WRITTEN INSTRUCTION — Each record below should appear again exactly as written.

━━ RECORDS SHOWN ━━

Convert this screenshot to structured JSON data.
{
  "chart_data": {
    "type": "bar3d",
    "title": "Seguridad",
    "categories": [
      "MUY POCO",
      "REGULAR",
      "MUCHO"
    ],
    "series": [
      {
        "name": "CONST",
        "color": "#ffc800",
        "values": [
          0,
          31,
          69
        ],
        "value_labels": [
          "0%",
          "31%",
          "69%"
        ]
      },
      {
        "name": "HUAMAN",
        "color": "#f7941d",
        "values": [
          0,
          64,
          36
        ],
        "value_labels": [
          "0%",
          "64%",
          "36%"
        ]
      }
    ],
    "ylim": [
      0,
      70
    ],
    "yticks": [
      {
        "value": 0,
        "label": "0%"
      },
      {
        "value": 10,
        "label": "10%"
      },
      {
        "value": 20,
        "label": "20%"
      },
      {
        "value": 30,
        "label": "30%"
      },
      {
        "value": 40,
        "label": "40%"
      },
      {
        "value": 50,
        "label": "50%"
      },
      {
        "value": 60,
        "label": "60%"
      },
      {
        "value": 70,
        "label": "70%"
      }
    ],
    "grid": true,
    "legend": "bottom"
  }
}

━━━

ANSWER IN FULL —
Convert this screenshot to structured JSON data.
{
  "chart_data": {
    "type": "bar3d",
    "title": "Seguridad",
    "categories": [
      "MUY POCO",
      "REGULAR",
      "MUCHO"
    ],
    "series": [
      {
        "name": "CONST",
        "color": "#ffc800",
        "values": [
          0,
          31,
          69
        ],
        "value_labels": [
          "0%",
          "31%",
          "69%"
        ]
      },
      {
        "name": "HUAMAN",
        "color": "#f7941d",
        "values": [
          0,
          64,
          36
        ],
        "value_labels": [
          "0%",
          "64%",
          "36%"
        ]
      }
    ],
    "ylim": [
      0,
      70
    ],
    "yticks": [
      {
        "value": 0,
        "label": "0%"
      },
      {
        "value": 10,
        "label": "10%"
      },
      {
        "value": 20,
        "label": "20%"
      },
      {
        "value": 30,
        "label": "30%"
      },
      {
        "value": 40,
        "label": "40%"
      },
      {
        "value": 50,
        "label": "50%"
      },
      {
        "value": 60,
        "label": "60%"
      },
      {
        "value": 70,
        "label": "70%"
      }
    ],
    "grid": true,
    "legend": "bottom"
  }
}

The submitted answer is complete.